Data records
....................
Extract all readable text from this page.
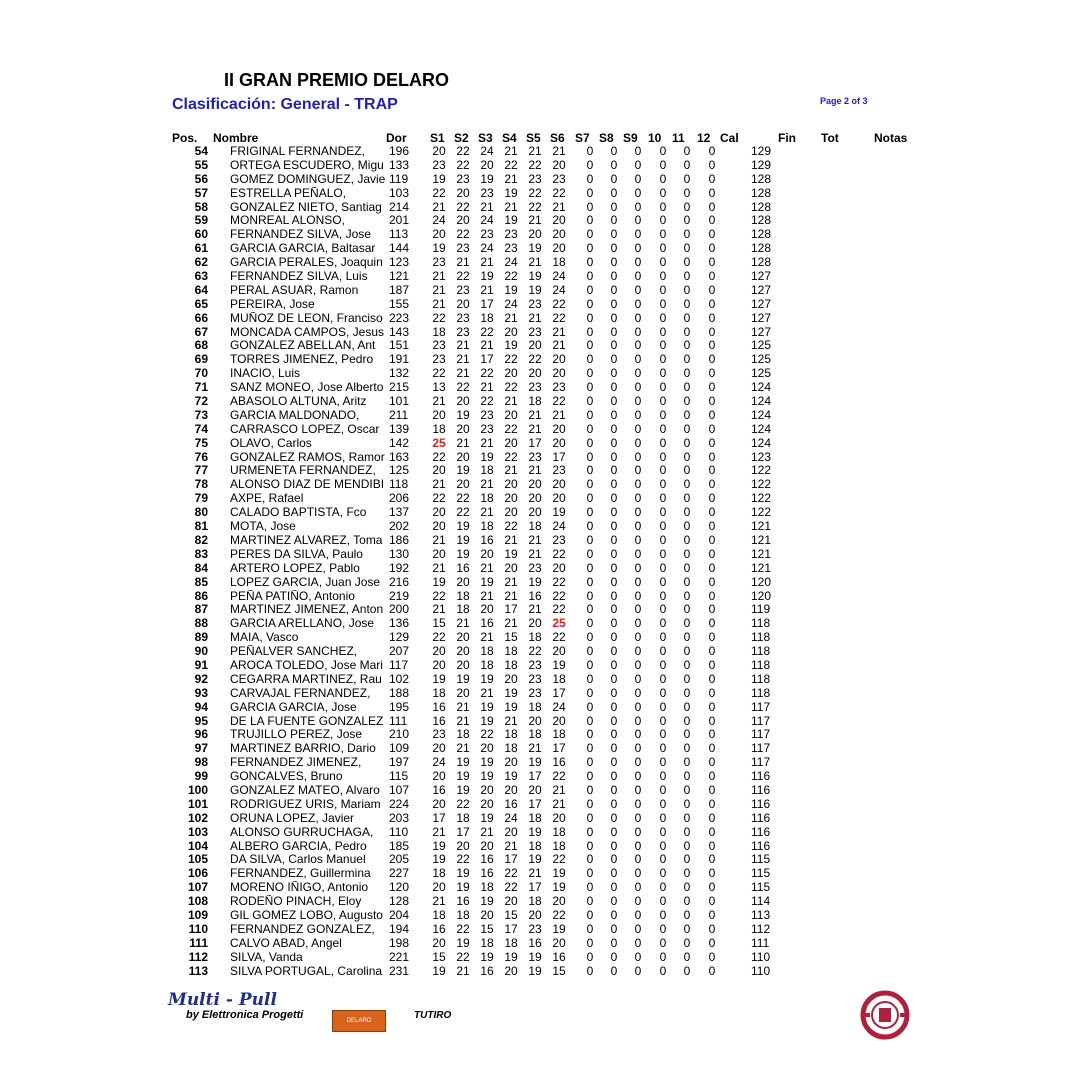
II GRAN PREMIO DELARO
Clasificación: General - TRAP	Page 2 of 3
Pos. Nombre	Dor S1 S2 S3 S4 S5 S6 S7 S8 S9 10 11 12 Cal	Fin Tot	Notas
54 FRIGINAL FERNANDEZ,	196 20 22 24 21 21 21	0	0	0	0	0	0	129
55 ORTEGA ESCUDERO, Migu 133 23 22 20 22 22 20	0	0	0	0	0	0	129
56 GOMEZ DOMINGUEZ, Javie 119 19 23 19 21 23 23	0	0	0	0	0	0	128
57 ESTRELLA PEÑALO,	103 22 20 23 19 22 22	0	0	0	0	0	0	128
58 GONZALEZ NIETO, Santiag 214 21 22 21 21 22 21	0	0	0	0	0	0	128
59 MONREAL ALONSO,	201 24 20 24 19 21 20	0	0	0	0	0	0	128
60 FERNANDEZ SILVA, Jose	113 20 22 23 23 20 20	0	0	0	0	0	0	128
61 GARCIA GARCIA, Baltasar	144 19 23 24 23 19 20	0	0	0	0	0	0	128
62 GARCIA PERALES, Joaquin 123 23 21 21 24 21 18	0	0	0	0	0	0	128
63 FERNANDEZ SILVA, Luis	121 21 22 19 22 19 24	0	0	0	0	0	0	127
64 PERAL ASUAR, Ramon	187 21 23 21 19 19 24	0	0	0	0	0	0	127
65 PEREIRA, Jose	155 21 20 17 24 23 22	0	0	0	0	0	0	127
66 MUÑOZ DE LEON, Franciso 223 22 23 18 21 21 22	0	0	0	0	0	0	127
67 MONCADA CAMPOS, Jesus 143 18 23 22 20 23 21	0	0	0	0	0	0	127
68 GONZALEZ ABELLAN, Ant	151 23 21 21 19 20 21	0	0	0	0	0	0	125
69 TORRES JIMENEZ, Pedro	191 23 21 17 22 22 20	0	0	0	0	0	0	125
70 INACIO, Luis	132 22 21 22 20 20 20	0	0	0	0	0	0	125
71 SANZ MONEO, Jose Alberto 215 13 22 21 22 23 23	0	0	0	0	0	0	124
72 ABASOLO ALTUNA, Aritz	101 21 20 22 21 18 22	0	0	0	0	0	0	124
73 GARCIA MALDONADO,	211 20 19 23 20 21 21	0	0	0	0	0	0	124
74 CARRASCO LOPEZ, Oscar 139 18 20 23 22 21 20	0	0	0	0	0	0	124
75 OLAVO, Carlos	142 25 21 21 20 17 20	0	0	0	0	0	0	124
76 GONZALEZ RAMOS, Ramor 163 22 20 19 22 23 17	0	0	0	0	0	0	123
77 URMENETA FERNANDEZ,	125 20 19 18 21 21 23	0	0	0	0	0	0	122
78 ALONSO DIAZ DE MENDIBI 118 21 20 21 20 20 20	0	0	0	0	0	0	122
79 AXPE, Rafael	206 22 22 18 20 20 20	0	0	0	0	0	0	122
80 CALADO BAPTISTA, Fco	137 20 22 21 20 20 19	0	0	0	0	0	0	122
81 MOTA, Jose	202 20 19 18 22 18 24	0	0	0	0	0	0	121
82 MARTINEZ ALVAREZ, Toma 186 21 19 16 21 21 23	0	0	0	0	0	0	121
83 PERES DA SILVA, Paulo	130 20 19 20 19 21 22	0	0	0	0	0	0	121
84 ARTERO LOPEZ, Pablo	192 21 16 21 20 23 20	0	0	0	0	0	0	121
85 LOPEZ GARCIA, Juan Jose 216 19 20 19 21 19 22	0	0	0	0	0	0	120
86 PEÑA PATIÑO, Antonio	219 22 18 21 21 16 22	0	0	0	0	0	0	120
87 MARTINEZ JIMENEZ, Anton 200 21 18 20 17 21 22	0	0	0	0	0	0	119
88 GARCIA ARELLANO, Jose	136 15 21 16 21 20 25	0	0	0	0	0	0	118
89 MAIA, Vasco	129 22 20 21 15 18 22	0	0	0	0	0	0	118
90 PEÑALVER SANCHEZ,	207 20 20 18 18 22 20	0	0	0	0	0	0	118
91 AROCA TOLEDO, Jose Mari 117 20 20 18 18 23 19	0	0	0	0	0	0	118
92 CEGARRA MARTINEZ, Rau 102 19 19 19 20 23 18	0	0	0	0	0	0	118
93 CARVAJAL FERNANDEZ,	188 18 20 21 19 23 17	0	0	0	0	0	0	118
94 GARCIA GARCIA, Jose	195 16 21 19 19 18 24	0	0	0	0	0	0	117
95 DE LA FUENTE GONZALEZ 111 16 21 19 21 20 20	0	0	0	0	0	0	117
96 TRUJILLO PEREZ, Jose	210 23 18 22 18 18 18	0	0	0	0	0	0	117
97 MARTINEZ BARRIO, Dario	109 20 21 20 18 21 17	0	0	0	0	0	0	117
98 FERNANDEZ JIMENEZ,	197 24 19 19 20 19 16	0	0	0	0	0	0	117
99 GONCALVES, Bruno	115 20 19 19 19 17 22	0	0	0	0	0	0	116
100 GONZALEZ MATEO, Alvaro 107 16 19 20 20 20 21	0	0	0	0	0	0	116
101 RODRIGUEZ URIS, Mariam 224 20 22 20 16 17 21	0	0	0	0	0	0	116
102 ORUNA LOPEZ, Javier	203 17 18 19 24 18 20	0	0	0	0	0	0	116
103 ALONSO GURRUCHAGA,	110 21 17 21 20 19 18	0	0	0	0	0	0	116
104 ALBERO GARCIA, Pedro	185 19 20 20 21 18 18	0	0	0	0	0	0	116
105 DA SILVA, Carlos Manuel	205 19 22 16 17 19 22	0	0	0	0	0	0	115
106 FERNANDEZ, Guillermina	227 18 19 16 22 21 19	0	0	0	0	0	0	115
107 MORENO IÑIGO, Antonio	120 20 19 18 22 17 19	0	0	0	0	0	0	115
108 RODEÑO PINACH, Eloy	128 21 16 19 20 18 20	0	0	0	0	0	0	114
109 GIL GOMEZ LOBO, Augusto 204 18 18 20 15 20 22	0	0	0	0	0	0	113
110 FERNANDEZ GONZALEZ,	194 16 22 15 17 23 19	0	0	0	0	0	0	112
111 CALVO ABAD, Angel	198 20 19 18 18 16 20	0	0	0	0	0	0	111
112 SILVA, Vanda	221 15 22 19 19 19 16	0	0	0	0	0	0	110
113 SILVA PORTUGAL, Carolina 231 19 21 16 20 19 15	0	0	0	0	0	0	110
Multi - Pull
by Elettronica Progetti	DELARO	TUTIRO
....................
Required task
How many of the lines in the listing above hold the word "Jose"? Report only that figure.

Result of this task
9